--- Attività da svolgere ---
1) Ricopia parola per parola il passo dell'articolo sul piano regolatore di Salerno da "Sulla quale ci" a "Bucalossi, datata 1977.".
2) Rispondi alle seguenti domande in base all'articolo sul piano regolatore di Salerno.
(a) Quale carica ricopre Antonio Lombardi?
(b) Quanto durerebbe almeno la "vacatio" legata alla procedura di approvazione in sede regionale?
(c) In che anno è datata la legge Bucalossi?

--- Documento di origine ---
◆ ◆ ◆ ◆

IL NUOVO PIANO
REGOLATORE DI SALERNO
OPPORTUNITÀ IRRINUNCIABILE PER TUTTI
È necessaria una joint venture tra
imprenditoria e amministrazione
di
Antonio Lombardi
Presidente Associazione Costruttori Salernitani
info@costruttori.sa.it
Il piano regolatore rappresenta, sostanzialmente, la chiave di volta
economica, oltre che urbanistica, di un territorio. Non può essere
adottato senza profonde riflessioni sul suo disegno e sulla sua normativa.
Nel caso di Salerno è necessario analizzare con meticolosità un
dato, per noi importante: cosa accade all'indomani dell'adozione
del piano.
Ed ecco i tre scenari possibili:
- Dal voto positivo in consiglio comunale si aprirebbe una procedura
di approvazione, in sede regionale per la ratifica del documento urbanistico,
che provocherebbe una "vacatio" di almeno tre anni fino alla
definizione dell'iter. Questi sono i tempi necessari e congruenti con
l'attuale normativa urbanistica.
- L'ingresso delle norme di salvaguardia, giustificabili quale concetto
di preservazione di standard urbanistici adeguati, potrebbe trasformarsi
in una sorta di paralisi complessiva delle dinamiche di sviluppo territoriali.
- A questi due elementi va aggiunto un terzo fattore: la perequazione.
Sulla quale ci soffermeremo successivamente.
In ciascuna ipotesi si allungano i tempi operativi rispetto alle
necessità di intervento sul territorio, rivelandosi addirittura
un ostacolo insormontabile per quelle scelte urbanistiche ed economiche
sancite dal Prg. In urbanistica, il quadro normativo nazionale si avvale
di un contributo di legge risalente al 1942. L'unica innovazione è data
dall'introduzione della oramai famosa legge Bucalossi, datata 1977.
Aspettiamo dalla Regione Campania una nuova legge che detti tempi e
regole certe ma soprattutto snelle, veloci, sburocratizzate e adeguate
a un mercato in evoluzione con il quale il Prg deve comunque confrontarsi.

◆ ◆ ◆ ◆

--- Voci fornite ---

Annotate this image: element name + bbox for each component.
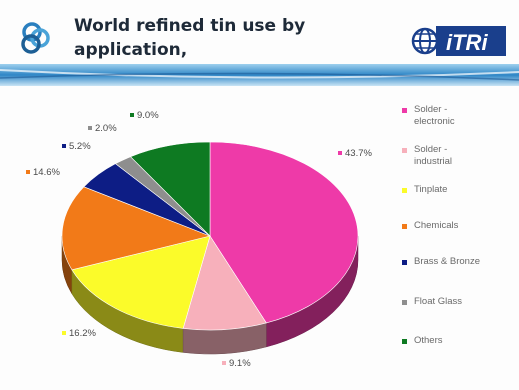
globe-icon	[411, 27, 439, 55]
legend-label: Brass & Bronze	[414, 256, 480, 267]
data-label: 14.6%	[33, 167, 60, 178]
pie-slice	[61, 186, 211, 271]
legend-swatch	[402, 148, 407, 153]
data-label-marker	[222, 361, 226, 365]
header-banner	[0, 64, 519, 86]
legend-item: Brass & Bronze	[402, 256, 480, 268]
legend-swatch	[402, 300, 407, 305]
legend-item: Solder - electronic	[402, 104, 455, 128]
legend-swatch	[402, 260, 407, 265]
legend-label: Solder - industrial	[414, 144, 453, 167]
legend-label: Others	[414, 335, 443, 346]
legend-swatch	[402, 188, 407, 193]
pie-slice	[130, 141, 211, 237]
itri-logo: iTRi	[408, 20, 508, 62]
data-label: 2.0%	[95, 123, 117, 134]
legend-swatch	[402, 108, 407, 113]
legend-label: Tinplate	[414, 184, 448, 195]
data-label: 43.7%	[345, 148, 372, 159]
pie-slice	[209, 141, 359, 324]
slide-title: World refined tin use by application, 20…	[74, 16, 306, 84]
data-label: 9.0%	[137, 110, 159, 121]
pie-slice	[182, 235, 267, 331]
data-label-marker	[26, 170, 30, 174]
legend-item: Others	[402, 335, 443, 347]
data-label-marker	[62, 331, 66, 335]
legend-swatch	[402, 339, 407, 344]
legend-label: Chemicals	[414, 220, 459, 231]
legend-label: Float Glass	[414, 296, 463, 307]
data-label-marker	[88, 126, 92, 130]
pie-slice	[71, 235, 211, 329]
data-label: 9.1%	[229, 358, 251, 369]
data-label-marker	[62, 144, 66, 148]
legend-item: Float Glass	[402, 296, 462, 308]
data-label-marker	[338, 151, 342, 155]
legend-swatch	[402, 224, 407, 229]
legend-item: Tinplate	[402, 184, 447, 196]
legend-label: Solder - electronic	[414, 104, 455, 127]
data-label: 5.2%	[69, 141, 91, 152]
legend-item: Chemicals	[402, 220, 458, 232]
logo-text: iTRi	[446, 30, 488, 55]
legend-item: Solder - industrial	[402, 144, 452, 168]
data-label-marker	[130, 113, 134, 117]
three-rings-icon	[21, 22, 50, 54]
data-label: 16.2%	[69, 328, 96, 339]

◆ ◆ ◆ ◆

--- Risposte per attività ---
1)
Sulla quale ci soffermeremo successivamente.
In ciascuna ipotesi si allungano i tempi operativi rispetto alle
necessità di intervento sul territorio, rivelandosi addirittura
un ostacolo insormontabile per quelle scelte urbanistiche ed economiche
sancite dal Prg. In urbanistica, il quadro normativo nazionale si avvale
di un contributo di legge risalente al 1942. L'unica innovazione è data
dall'introduzione della oramai famosa legge Bucalossi, datata 1977.

2)
(a) Presidente Associazione Costruttori Salernitani
(b) Almeno tre anni
(c) 1977